• Exercise details
Report each line of the data that has "rightleftharpoons" somewhere in it.

'''

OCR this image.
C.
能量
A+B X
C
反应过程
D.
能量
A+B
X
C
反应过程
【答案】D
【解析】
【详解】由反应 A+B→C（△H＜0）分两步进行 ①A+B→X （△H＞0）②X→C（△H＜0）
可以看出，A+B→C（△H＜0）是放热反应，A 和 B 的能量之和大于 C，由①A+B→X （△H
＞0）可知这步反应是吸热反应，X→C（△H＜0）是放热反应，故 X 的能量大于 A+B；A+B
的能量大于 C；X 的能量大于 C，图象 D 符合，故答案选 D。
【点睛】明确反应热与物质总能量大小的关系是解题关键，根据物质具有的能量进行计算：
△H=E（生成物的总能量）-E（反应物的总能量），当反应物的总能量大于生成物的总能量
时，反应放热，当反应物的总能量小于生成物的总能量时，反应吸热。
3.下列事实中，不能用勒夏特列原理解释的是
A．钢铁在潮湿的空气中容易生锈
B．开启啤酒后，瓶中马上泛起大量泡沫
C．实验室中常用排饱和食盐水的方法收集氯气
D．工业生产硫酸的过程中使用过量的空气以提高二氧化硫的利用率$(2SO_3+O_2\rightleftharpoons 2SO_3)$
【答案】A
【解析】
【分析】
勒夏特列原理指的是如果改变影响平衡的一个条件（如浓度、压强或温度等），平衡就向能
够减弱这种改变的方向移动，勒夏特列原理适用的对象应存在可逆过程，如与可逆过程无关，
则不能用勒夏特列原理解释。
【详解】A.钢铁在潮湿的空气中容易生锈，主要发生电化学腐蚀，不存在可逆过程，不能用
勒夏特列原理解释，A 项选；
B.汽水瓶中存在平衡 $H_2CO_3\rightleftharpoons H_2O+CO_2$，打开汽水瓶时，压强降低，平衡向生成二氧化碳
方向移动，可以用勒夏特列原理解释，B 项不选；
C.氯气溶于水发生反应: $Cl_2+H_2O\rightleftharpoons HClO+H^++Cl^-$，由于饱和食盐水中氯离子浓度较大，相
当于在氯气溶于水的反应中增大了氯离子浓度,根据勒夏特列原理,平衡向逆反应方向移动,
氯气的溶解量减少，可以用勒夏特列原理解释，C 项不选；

'''

• Solution to the problem
D．工业生产硫酸的过程中使用过量的空气以提高二氧化硫的利用率$(2SO_3+O_2\rightleftharpoons 2SO_3)$
B.汽水瓶中存在平衡 $H_2CO_3\rightleftharpoons H_2O+CO_2$，打开汽水瓶时，压强降低，平衡向生成二氧化碳
C.氯气溶于水发生反应: $Cl_2+H_2O\rightleftharpoons HClO+H^++Cl^-$，由于饱和食盐水中氯离子浓度较大，相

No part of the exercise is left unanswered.